## Start Data extract
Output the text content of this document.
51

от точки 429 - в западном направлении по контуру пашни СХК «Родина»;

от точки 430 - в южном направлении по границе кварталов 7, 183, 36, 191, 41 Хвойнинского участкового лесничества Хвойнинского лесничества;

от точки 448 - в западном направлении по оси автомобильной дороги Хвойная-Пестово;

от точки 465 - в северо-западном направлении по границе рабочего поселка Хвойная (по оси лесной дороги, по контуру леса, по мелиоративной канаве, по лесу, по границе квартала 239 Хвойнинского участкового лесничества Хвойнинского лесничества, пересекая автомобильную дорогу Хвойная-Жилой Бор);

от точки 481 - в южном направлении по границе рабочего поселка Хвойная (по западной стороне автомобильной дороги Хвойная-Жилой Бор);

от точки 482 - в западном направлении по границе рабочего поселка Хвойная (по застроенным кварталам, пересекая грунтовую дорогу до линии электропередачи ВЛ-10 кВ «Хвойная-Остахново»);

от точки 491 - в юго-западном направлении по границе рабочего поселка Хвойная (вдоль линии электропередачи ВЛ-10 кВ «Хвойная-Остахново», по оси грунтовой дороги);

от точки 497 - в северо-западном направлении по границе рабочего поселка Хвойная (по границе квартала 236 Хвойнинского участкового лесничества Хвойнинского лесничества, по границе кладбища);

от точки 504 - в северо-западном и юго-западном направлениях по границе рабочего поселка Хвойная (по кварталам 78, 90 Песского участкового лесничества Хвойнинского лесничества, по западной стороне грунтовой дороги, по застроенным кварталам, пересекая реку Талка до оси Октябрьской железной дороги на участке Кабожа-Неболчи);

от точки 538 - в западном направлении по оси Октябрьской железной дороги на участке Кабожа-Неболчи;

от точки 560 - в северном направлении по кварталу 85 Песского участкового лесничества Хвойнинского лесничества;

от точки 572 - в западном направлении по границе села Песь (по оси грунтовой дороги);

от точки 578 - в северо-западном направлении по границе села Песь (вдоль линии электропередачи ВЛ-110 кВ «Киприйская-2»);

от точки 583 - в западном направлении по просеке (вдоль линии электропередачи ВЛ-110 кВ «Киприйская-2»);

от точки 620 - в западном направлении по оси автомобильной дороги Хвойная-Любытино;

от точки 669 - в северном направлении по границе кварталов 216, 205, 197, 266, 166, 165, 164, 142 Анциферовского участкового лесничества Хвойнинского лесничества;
## End Data extract
Written problem: Write out all records exactly, keeping every detail.

The completed task:
Output the text content of this document.
51

от точки 429 - в западном направлении по контуру пашни СХК «Родина»;

от точки 430 - в южном направлении по границе кварталов 7, 183, 36, 191, 41 Хвойнинского участкового лесничества Хвойнинского лесничества;

от точки 448 - в западном направлении по оси автомобильной дороги Хвойная-Пестово;

от точки 465 - в северо-западном направлении по границе рабочего поселка Хвойная (по оси лесной дороги, по контуру леса, по мелиоративной канаве, по лесу, по границе квартала 239 Хвойнинского участкового лесничества Хвойнинского лесничества, пересекая автомобильную дорогу Хвойная-Жилой Бор);

от точки 481 - в южном направлении по границе рабочего поселка Хвойная (по западной стороне автомобильной дороги Хвойная-Жилой Бор);

от точки 482 - в западном направлении по границе рабочего поселка Хвойная (по застроенным кварталам, пересекая грунтовую дорогу до линии электропередачи ВЛ-10 кВ «Хвойная-Остахново»);

от точки 491 - в юго-западном направлении по границе рабочего поселка Хвойная (вдоль линии электропередачи ВЛ-10 кВ «Хвойная-Остахново», по оси грунтовой дороги);

от точки 497 - в северо-западном направлении по границе рабочего поселка Хвойная (по границе квартала 236 Хвойнинского участкового лесничества Хвойнинского лесничества, по границе кладбища);

от точки 504 - в северо-западном и юго-западном направлениях по границе рабочего поселка Хвойная (по кварталам 78, 90 Песского участкового лесничества Хвойнинского лесничества, по западной стороне грунтовой дороги, по застроенным кварталам, пересекая реку Талка до оси Октябрьской железной дороги на участке Кабожа-Неболчи);

от точки 538 - в западном направлении по оси Октябрьской железной дороги на участке Кабожа-Неболчи;

от точки 560 - в северном направлении по кварталу 85 Песского участкового лесничества Хвойнинского лесничества;

от точки 572 - в западном направлении по границе села Песь (по оси грунтовой дороги);

от точки 578 - в северо-западном направлении по границе села Песь (вдоль линии электропередачи ВЛ-110 кВ «Киприйская-2»);

от точки 583 - в западном направлении по просеке (вдоль линии электропередачи ВЛ-110 кВ «Киприйская-2»);

от точки 620 - в западном направлении по оси автомобильной дороги Хвойная-Любытино;

от точки 669 - в северном направлении по границе кварталов 216, 205, 197, 266, 166, 165, 164, 142 Анциферовского участкового лесничества Хвойнинского лесничества;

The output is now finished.